▶ _What is required_
Write out the full set of records below exactly.

▶ _Working data_
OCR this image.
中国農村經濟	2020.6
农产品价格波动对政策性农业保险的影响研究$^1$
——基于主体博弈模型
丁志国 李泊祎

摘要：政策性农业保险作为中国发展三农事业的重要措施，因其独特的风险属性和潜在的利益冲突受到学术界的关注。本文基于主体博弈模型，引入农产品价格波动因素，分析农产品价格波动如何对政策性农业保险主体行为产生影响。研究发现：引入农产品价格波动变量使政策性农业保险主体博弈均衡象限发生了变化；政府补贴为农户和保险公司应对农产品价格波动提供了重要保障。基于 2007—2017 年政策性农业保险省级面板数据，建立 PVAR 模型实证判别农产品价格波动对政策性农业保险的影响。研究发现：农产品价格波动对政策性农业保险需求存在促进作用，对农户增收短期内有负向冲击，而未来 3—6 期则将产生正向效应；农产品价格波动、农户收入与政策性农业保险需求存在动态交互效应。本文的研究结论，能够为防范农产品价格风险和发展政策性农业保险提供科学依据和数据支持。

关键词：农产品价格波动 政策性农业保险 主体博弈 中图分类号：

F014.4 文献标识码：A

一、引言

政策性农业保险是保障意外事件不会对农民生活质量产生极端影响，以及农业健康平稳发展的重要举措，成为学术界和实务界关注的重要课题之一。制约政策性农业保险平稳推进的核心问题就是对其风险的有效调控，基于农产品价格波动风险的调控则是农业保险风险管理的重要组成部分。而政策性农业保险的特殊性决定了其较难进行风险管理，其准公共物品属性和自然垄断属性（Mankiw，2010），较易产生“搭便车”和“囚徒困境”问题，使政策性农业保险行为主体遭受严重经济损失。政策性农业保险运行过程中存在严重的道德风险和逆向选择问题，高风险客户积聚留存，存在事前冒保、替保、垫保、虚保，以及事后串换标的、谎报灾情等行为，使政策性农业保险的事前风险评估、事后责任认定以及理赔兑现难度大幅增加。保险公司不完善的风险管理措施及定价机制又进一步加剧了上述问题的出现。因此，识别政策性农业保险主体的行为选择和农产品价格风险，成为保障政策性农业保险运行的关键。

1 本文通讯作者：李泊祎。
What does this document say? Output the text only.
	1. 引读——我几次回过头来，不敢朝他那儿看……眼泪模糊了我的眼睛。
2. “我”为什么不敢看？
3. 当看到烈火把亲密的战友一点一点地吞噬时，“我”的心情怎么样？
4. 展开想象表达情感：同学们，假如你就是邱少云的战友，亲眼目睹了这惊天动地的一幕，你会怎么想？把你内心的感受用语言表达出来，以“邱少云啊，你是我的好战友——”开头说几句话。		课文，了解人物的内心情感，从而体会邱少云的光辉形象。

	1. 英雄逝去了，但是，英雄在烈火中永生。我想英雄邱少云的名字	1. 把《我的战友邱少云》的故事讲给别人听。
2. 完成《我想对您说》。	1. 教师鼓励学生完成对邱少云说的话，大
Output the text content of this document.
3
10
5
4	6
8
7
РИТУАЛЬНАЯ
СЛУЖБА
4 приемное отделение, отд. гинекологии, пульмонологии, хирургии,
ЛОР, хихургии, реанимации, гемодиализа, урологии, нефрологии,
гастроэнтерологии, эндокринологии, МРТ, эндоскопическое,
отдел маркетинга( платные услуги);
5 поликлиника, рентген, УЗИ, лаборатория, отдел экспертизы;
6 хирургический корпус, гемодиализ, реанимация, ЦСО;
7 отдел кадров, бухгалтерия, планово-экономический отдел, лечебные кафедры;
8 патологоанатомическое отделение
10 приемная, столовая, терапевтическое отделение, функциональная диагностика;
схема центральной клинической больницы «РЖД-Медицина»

▶ _The reply_
OCR this image.
中国農村經濟	2020.6
农产品价格波动对政策性农业保险的影响研究$^1$
——基于主体博弈模型
丁志国 李泊祎

摘要：政策性农业保险作为中国发展三农事业的重要措施，因其独特的风险属性和潜在的利益冲突受到学术界的关注。本文基于主体博弈模型，引入农产品价格波动因素，分析农产品价格波动如何对政策性农业保险主体行为产生影响。研究发现：引入农产品价格波动变量使政策性农业保险主体博弈均衡象限发生了变化；政府补贴为农户和保险公司应对农产品价格波动提供了重要保障。基于 2007—2017 年政策性农业保险省级面板数据，建立 PVAR 模型实证判别农产品价格波动对政策性农业保险的影响。研究发现：农产品价格波动对政策性农业保险需求存在促进作用，对农户增收短期内有负向冲击，而未来 3—6 期则将产生正向效应；农产品价格波动、农户收入与政策性农业保险需求存在动态交互效应。本文的研究结论，能够为防范农产品价格风险和发展政策性农业保险提供科学依据和数据支持。

关键词：农产品价格波动 政策性农业保险 主体博弈 中图分类号：

F014.4 文献标识码：A

一、引言

政策性农业保险是保障意外事件不会对农民生活质量产生极端影响，以及农业健康平稳发展的重要举措，成为学术界和实务界关注的重要课题之一。制约政策性农业保险平稳推进的核心问题就是对其风险的有效调控，基于农产品价格波动风险的调控则是农业保险风险管理的重要组成部分。而政策性农业保险的特殊性决定了其较难进行风险管理，其准公共物品属性和自然垄断属性（Mankiw，2010），较易产生“搭便车”和“囚徒困境”问题，使政策性农业保险行为主体遭受严重经济损失。政策性农业保险运行过程中存在严重的道德风险和逆向选择问题，高风险客户积聚留存，存在事前冒保、替保、垫保、虚保，以及事后串换标的、谎报灾情等行为，使政策性农业保险的事前风险评估、事后责任认定以及理赔兑现难度大幅增加。保险公司不完善的风险管理措施及定价机制又进一步加剧了上述问题的出现。因此，识别政策性农业保险主体的行为选择和农产品价格风险，成为保障政策性农业保险运行的关键。

1 本文通讯作者：李泊祎。
What does this document say? Output the text only.
	1. 引读——我几次回过头来，不敢朝他那儿看……眼泪模糊了我的眼睛。
2. “我”为什么不敢看？
3. 当看到烈火把亲密的战友一点一点地吞噬时，“我”的心情怎么样？
4. 展开想象表达情感：同学们，假如你就是邱少云的战友，亲眼目睹了这惊天动地的一幕，你会怎么想？把你内心的感受用语言表达出来，以“邱少云啊，你是我的好战友——”开头说几句话。		课文，了解人物的内心情感，从而体会邱少云的光辉形象。

	1. 英雄逝去了，但是，英雄在烈火中永生。我想英雄邱少云的名字	1. 把《我的战友邱少云》的故事讲给别人听。
2. 完成《我想对您说》。	1. 教师鼓励学生完成对邱少云说的话，大
Output the text content of this document.
3
10
5
4	6
8
7
РИТУАЛЬНАЯ
СЛУЖБА
4 приемное отделение, отд. гинекологии, пульмонологии, хирургии,
ЛОР, хихургии, реанимации, гемодиализа, урологии, нефрологии,
гастроэнтерологии, эндокринологии, МРТ, эндоскопическое,
отдел маркетинга( платные услуги);
5 поликлиника, рентген, УЗИ, лаборатория, отдел экспертизы;
6 хирургический корпус, гемодиализ, реанимация, ЦСО;
7 отдел кадров, бухгалтерия, планово-экономический отдел, лечебные кафедры;
8 патологоанатомическое отделение
10 приемная, столовая, терапевтическое отделение, функциональная диагностика;
схема центральной клинической больницы «РЖД-Медицина»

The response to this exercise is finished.